Task directions ->
Every line of the data that contains the string "местного" must be copied.

Data entries ->
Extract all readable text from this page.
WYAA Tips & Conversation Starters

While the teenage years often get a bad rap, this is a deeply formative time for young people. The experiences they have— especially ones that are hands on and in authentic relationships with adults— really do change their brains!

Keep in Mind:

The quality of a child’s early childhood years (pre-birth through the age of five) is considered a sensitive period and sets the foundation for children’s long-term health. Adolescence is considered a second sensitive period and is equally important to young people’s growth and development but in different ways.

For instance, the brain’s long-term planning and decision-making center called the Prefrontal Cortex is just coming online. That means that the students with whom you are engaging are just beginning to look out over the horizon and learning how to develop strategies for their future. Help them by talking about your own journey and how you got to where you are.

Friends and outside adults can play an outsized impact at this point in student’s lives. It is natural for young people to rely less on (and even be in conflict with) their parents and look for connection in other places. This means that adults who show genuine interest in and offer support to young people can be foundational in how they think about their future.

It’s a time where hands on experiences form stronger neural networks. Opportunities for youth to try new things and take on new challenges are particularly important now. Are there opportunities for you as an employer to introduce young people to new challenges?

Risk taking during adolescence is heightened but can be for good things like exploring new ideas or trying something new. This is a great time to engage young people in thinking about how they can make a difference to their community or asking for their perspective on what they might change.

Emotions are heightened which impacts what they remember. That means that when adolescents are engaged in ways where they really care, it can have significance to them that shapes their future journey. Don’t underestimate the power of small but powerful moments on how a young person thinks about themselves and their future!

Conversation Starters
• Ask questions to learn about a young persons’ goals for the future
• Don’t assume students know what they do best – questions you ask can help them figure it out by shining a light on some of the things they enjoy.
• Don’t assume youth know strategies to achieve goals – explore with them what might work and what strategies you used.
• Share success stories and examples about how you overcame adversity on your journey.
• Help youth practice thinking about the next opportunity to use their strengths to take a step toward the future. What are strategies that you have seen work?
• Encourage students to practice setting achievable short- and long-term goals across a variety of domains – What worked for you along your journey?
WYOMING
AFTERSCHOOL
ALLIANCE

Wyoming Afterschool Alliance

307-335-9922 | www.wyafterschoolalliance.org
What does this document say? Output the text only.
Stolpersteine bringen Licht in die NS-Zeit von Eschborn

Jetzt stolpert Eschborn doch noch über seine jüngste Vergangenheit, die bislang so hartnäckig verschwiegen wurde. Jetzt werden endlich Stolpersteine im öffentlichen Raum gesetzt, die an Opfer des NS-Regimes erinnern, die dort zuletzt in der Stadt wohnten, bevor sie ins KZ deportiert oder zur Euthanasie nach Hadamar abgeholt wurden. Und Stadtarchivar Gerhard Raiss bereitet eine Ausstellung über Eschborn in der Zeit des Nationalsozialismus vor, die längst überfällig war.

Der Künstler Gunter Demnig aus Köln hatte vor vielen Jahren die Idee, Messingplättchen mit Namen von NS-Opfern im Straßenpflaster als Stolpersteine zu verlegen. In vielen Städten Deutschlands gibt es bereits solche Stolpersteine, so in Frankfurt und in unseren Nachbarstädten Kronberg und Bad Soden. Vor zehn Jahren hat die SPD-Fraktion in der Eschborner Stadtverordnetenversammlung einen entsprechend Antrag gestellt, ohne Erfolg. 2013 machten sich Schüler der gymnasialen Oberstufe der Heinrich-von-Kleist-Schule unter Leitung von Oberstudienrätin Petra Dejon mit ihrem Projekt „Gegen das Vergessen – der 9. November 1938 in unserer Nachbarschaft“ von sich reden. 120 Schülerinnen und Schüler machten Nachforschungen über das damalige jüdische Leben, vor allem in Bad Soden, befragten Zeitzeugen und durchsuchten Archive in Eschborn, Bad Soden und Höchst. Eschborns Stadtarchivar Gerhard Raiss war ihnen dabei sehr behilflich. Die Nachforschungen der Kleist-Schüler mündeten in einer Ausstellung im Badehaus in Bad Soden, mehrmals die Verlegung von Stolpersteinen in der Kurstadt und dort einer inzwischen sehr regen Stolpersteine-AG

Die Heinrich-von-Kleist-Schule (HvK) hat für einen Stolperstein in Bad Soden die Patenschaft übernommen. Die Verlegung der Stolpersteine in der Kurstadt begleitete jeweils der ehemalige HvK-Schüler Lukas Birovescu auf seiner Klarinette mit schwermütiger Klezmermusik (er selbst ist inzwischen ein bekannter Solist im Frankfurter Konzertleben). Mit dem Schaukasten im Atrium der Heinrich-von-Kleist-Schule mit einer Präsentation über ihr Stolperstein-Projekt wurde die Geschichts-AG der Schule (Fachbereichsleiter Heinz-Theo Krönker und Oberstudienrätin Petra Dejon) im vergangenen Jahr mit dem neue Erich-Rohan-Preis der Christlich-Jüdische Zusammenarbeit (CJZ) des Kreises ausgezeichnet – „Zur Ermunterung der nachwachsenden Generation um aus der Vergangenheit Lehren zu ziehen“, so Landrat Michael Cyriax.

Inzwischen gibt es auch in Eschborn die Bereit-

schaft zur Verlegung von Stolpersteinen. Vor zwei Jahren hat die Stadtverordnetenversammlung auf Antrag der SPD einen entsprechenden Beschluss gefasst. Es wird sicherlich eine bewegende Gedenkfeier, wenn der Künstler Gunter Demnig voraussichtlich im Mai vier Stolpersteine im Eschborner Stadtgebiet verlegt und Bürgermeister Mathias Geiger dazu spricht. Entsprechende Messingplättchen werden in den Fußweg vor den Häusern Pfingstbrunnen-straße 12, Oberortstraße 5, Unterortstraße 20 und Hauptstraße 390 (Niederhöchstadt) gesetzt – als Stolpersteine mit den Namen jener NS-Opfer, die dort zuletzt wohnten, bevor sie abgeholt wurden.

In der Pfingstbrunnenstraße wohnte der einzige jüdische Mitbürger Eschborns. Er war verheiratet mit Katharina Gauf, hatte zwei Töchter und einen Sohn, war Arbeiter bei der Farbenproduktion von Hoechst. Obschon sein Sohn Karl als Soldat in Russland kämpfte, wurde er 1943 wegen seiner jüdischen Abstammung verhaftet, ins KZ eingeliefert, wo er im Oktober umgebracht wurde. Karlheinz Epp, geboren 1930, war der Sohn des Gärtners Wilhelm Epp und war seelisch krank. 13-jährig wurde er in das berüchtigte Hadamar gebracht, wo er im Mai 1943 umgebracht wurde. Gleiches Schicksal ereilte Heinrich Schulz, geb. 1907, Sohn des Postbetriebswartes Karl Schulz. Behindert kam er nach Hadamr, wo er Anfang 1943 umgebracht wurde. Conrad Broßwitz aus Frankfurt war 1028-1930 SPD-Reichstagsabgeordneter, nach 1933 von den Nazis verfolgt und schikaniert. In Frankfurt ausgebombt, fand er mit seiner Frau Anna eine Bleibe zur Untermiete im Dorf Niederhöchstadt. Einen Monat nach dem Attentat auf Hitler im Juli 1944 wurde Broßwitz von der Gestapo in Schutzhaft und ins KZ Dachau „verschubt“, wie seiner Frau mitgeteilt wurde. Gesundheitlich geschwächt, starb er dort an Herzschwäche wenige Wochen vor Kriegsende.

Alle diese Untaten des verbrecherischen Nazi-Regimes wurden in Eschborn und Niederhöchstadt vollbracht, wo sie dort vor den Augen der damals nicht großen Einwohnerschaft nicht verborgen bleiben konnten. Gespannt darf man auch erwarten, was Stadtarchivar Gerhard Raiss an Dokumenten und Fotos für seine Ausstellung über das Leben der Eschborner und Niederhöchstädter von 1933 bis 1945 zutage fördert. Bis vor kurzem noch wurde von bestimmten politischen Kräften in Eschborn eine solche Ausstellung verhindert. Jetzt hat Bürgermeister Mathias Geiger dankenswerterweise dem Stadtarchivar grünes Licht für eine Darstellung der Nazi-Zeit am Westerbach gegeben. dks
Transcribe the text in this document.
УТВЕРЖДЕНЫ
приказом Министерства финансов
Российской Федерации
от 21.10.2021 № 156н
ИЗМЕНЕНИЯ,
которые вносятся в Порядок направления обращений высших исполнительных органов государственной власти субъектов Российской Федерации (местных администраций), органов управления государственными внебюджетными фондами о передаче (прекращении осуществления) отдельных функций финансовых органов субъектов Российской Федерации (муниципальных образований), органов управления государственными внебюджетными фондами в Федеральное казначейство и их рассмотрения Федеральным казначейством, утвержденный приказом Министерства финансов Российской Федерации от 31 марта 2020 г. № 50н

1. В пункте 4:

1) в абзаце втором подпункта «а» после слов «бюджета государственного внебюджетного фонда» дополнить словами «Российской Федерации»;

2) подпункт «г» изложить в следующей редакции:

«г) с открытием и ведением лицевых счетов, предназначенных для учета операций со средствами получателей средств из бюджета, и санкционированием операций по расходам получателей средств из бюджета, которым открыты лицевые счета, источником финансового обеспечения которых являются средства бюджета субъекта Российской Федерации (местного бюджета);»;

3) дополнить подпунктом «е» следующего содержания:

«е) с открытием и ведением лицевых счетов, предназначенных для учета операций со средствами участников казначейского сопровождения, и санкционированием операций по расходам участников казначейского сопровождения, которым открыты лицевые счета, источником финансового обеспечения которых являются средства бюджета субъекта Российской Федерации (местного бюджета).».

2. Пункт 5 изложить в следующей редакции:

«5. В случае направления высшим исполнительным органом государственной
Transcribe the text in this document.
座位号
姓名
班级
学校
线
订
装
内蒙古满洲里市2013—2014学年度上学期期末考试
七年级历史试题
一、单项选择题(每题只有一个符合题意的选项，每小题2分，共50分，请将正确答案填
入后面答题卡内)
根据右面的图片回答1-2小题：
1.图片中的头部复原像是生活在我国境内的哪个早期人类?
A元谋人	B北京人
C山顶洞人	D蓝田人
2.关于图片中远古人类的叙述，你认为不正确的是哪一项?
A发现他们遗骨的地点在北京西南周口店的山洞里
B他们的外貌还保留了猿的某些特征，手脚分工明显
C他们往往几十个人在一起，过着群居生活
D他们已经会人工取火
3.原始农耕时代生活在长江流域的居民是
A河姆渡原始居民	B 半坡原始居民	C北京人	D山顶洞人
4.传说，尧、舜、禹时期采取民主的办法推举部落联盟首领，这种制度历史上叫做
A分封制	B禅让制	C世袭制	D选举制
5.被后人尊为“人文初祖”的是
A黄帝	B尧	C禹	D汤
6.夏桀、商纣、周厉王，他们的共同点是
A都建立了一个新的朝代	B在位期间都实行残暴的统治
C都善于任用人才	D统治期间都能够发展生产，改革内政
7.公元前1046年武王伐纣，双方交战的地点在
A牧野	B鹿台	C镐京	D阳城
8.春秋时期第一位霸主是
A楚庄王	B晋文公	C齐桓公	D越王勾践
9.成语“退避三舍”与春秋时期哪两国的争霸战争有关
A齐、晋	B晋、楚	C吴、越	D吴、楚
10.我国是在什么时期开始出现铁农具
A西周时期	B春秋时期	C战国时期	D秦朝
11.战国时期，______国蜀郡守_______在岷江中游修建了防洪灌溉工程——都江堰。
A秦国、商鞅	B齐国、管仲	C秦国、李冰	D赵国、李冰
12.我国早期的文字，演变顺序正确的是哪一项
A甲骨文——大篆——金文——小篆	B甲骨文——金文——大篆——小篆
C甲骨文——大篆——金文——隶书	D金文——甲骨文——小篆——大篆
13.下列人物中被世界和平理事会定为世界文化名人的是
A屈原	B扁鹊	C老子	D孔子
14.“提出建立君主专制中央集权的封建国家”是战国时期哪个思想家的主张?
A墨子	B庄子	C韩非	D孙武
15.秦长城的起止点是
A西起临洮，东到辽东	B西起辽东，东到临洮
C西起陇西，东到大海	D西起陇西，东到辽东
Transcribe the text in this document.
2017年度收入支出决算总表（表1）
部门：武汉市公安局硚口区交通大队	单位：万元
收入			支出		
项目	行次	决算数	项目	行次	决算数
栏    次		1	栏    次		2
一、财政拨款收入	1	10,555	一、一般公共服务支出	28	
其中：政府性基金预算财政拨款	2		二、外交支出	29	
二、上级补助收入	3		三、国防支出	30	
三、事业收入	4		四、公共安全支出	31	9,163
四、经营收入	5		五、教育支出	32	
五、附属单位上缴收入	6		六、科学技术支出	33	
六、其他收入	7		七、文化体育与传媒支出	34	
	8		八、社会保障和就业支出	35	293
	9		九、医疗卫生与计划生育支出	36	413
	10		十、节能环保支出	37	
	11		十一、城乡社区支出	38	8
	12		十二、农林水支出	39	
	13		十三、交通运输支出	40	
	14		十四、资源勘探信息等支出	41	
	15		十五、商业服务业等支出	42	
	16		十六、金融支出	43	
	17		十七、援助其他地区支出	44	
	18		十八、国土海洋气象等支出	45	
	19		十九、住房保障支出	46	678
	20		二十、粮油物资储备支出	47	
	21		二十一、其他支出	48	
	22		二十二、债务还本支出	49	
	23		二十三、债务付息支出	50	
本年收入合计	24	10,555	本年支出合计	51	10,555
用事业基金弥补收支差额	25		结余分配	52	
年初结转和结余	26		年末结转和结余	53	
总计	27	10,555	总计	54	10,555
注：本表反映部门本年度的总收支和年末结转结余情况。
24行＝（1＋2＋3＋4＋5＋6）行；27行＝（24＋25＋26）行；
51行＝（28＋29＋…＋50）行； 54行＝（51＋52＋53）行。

Result below ->
«г) с открытием и ведением лицевых счетов, предназначенных для учета операций со средствами получателей средств из бюджета, и санкционированием операций по расходам получателей средств из бюджета, которым открыты лицевые счета, источником финансового обеспечения которых являются средства бюджета субъекта Российской Федерации (местного бюджета);»;
«е) с открытием и ведением лицевых счетов, предназначенных для учета операций со средствами участников казначейского сопровождения, и санкционированием операций по расходам участников казначейского сопровождения, которым открыты лицевые счета, источником финансового обеспечения которых являются средства бюджета субъекта Российской Федерации (местного бюджета).».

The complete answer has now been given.